## INSTRUCTIONS FOR THE TASK
Could you transcribe the material below exactly, without leaving out a single line?

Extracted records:

..........

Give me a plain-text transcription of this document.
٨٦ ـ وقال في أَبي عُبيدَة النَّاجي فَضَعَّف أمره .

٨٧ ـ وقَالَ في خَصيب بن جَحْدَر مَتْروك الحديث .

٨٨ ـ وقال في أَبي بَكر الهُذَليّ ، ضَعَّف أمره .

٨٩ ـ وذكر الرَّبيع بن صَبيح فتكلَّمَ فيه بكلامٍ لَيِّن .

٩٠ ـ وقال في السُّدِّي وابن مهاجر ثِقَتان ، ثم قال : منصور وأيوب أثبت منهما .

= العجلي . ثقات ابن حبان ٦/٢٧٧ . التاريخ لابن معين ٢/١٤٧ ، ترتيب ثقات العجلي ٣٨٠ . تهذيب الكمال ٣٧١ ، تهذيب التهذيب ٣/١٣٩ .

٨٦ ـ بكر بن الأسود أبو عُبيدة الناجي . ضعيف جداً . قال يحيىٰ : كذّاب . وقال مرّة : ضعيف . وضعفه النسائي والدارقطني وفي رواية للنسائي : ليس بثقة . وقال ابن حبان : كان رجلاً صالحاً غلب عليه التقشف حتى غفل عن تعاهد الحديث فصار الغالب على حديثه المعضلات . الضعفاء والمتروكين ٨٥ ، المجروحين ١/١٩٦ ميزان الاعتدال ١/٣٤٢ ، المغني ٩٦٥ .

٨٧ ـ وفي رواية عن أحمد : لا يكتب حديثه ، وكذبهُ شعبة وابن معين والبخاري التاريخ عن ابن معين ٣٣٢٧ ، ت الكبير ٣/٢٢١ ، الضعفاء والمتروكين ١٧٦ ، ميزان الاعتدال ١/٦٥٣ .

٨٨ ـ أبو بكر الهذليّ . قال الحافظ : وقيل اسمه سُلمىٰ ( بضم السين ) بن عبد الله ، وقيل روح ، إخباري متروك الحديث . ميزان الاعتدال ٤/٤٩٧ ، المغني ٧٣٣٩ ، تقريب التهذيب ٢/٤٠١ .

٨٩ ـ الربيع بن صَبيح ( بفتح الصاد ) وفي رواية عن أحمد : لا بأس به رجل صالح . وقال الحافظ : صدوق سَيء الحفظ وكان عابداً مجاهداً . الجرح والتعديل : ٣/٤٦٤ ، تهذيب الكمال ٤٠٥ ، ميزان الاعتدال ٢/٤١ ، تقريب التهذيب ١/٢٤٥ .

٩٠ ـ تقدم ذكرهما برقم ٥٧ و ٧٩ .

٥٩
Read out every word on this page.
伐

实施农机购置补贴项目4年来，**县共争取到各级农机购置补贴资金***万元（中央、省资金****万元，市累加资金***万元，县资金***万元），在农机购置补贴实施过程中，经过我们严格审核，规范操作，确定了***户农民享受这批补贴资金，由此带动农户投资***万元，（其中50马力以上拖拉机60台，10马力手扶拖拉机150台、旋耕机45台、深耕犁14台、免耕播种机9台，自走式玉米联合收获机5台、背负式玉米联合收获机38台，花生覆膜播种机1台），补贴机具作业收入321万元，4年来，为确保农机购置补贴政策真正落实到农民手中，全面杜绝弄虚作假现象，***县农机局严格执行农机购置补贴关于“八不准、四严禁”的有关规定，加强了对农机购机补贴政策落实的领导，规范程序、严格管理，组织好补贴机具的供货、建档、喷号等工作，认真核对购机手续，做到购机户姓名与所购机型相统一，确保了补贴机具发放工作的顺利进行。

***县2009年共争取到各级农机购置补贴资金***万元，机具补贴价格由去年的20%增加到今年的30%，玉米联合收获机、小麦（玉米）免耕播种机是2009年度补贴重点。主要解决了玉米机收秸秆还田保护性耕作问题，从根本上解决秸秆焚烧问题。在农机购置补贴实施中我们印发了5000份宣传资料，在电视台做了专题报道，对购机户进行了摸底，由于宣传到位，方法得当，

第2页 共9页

..........

## RESULT FOR THIS TASK
Give me a plain-text transcription of this document.
٨٦ ـ وقال في أَبي عُبيدَة النَّاجي فَضَعَّف أمره .

٨٧ ـ وقَالَ في خَصيب بن جَحْدَر مَتْروك الحديث .

٨٨ ـ وقال في أَبي بَكر الهُذَليّ ، ضَعَّف أمره .

٨٩ ـ وذكر الرَّبيع بن صَبيح فتكلَّمَ فيه بكلامٍ لَيِّن .

٩٠ ـ وقال في السُّدِّي وابن مهاجر ثِقَتان ، ثم قال : منصور وأيوب أثبت منهما .

= العجلي . ثقات ابن حبان ٦/٢٧٧ . التاريخ لابن معين ٢/١٤٧ ، ترتيب ثقات العجلي ٣٨٠ . تهذيب الكمال ٣٧١ ، تهذيب التهذيب ٣/١٣٩ .

٨٦ ـ بكر بن الأسود أبو عُبيدة الناجي . ضعيف جداً . قال يحيىٰ : كذّاب . وقال مرّة : ضعيف . وضعفه النسائي والدارقطني وفي رواية للنسائي : ليس بثقة . وقال ابن حبان : كان رجلاً صالحاً غلب عليه التقشف حتى غفل عن تعاهد الحديث فصار الغالب على حديثه المعضلات . الضعفاء والمتروكين ٨٥ ، المجروحين ١/١٩٦ ميزان الاعتدال ١/٣٤٢ ، المغني ٩٦٥ .

٨٧ ـ وفي رواية عن أحمد : لا يكتب حديثه ، وكذبهُ شعبة وابن معين والبخاري التاريخ عن ابن معين ٣٣٢٧ ، ت الكبير ٣/٢٢١ ، الضعفاء والمتروكين ١٧٦ ، ميزان الاعتدال ١/٦٥٣ .

٨٨ ـ أبو بكر الهذليّ . قال الحافظ : وقيل اسمه سُلمىٰ ( بضم السين ) بن عبد الله ، وقيل روح ، إخباري متروك الحديث . ميزان الاعتدال ٤/٤٩٧ ، المغني ٧٣٣٩ ، تقريب التهذيب ٢/٤٠١ .

٨٩ ـ الربيع بن صَبيح ( بفتح الصاد ) وفي رواية عن أحمد : لا بأس به رجل صالح . وقال الحافظ : صدوق سَيء الحفظ وكان عابداً مجاهداً . الجرح والتعديل : ٣/٤٦٤ ، تهذيب الكمال ٤٠٥ ، ميزان الاعتدال ٢/٤١ ، تقريب التهذيب ١/٢٤٥ .

٩٠ ـ تقدم ذكرهما برقم ٥٧ و ٧٩ .

٥٩
Read out every word on this page.
伐

实施农机购置补贴项目4年来，**县共争取到各级农机购置补贴资金***万元（中央、省资金****万元，市累加资金***万元，县资金***万元），在农机购置补贴实施过程中，经过我们严格审核，规范操作，确定了***户农民享受这批补贴资金，由此带动农户投资***万元，（其中50马力以上拖拉机60台，10马力手扶拖拉机150台、旋耕机45台、深耕犁14台、免耕播种机9台，自走式玉米联合收获机5台、背负式玉米联合收获机38台，花生覆膜播种机1台），补贴机具作业收入321万元，4年来，为确保农机购置补贴政策真正落实到农民手中，全面杜绝弄虚作假现象，***县农机局严格执行农机购置补贴关于“八不准、四严禁”的有关规定，加强了对农机购机补贴政策落实的领导，规范程序、严格管理，组织好补贴机具的供货、建档、喷号等工作，认真核对购机手续，做到购机户姓名与所购机型相统一，确保了补贴机具发放工作的顺利进行。

***县2009年共争取到各级农机购置补贴资金***万元，机具补贴价格由去年的20%增加到今年的30%，玉米联合收获机、小麦（玉米）免耕播种机是2009年度补贴重点。主要解决了玉米机收秸秆还田保护性耕作问题，从根本上解决秸秆焚烧问题。在农机购置补贴实施中我们印发了5000份宣传资料，在电视台做了专题报道，对购机户进行了摸底，由于宣传到位，方法得当，

第2页 共9页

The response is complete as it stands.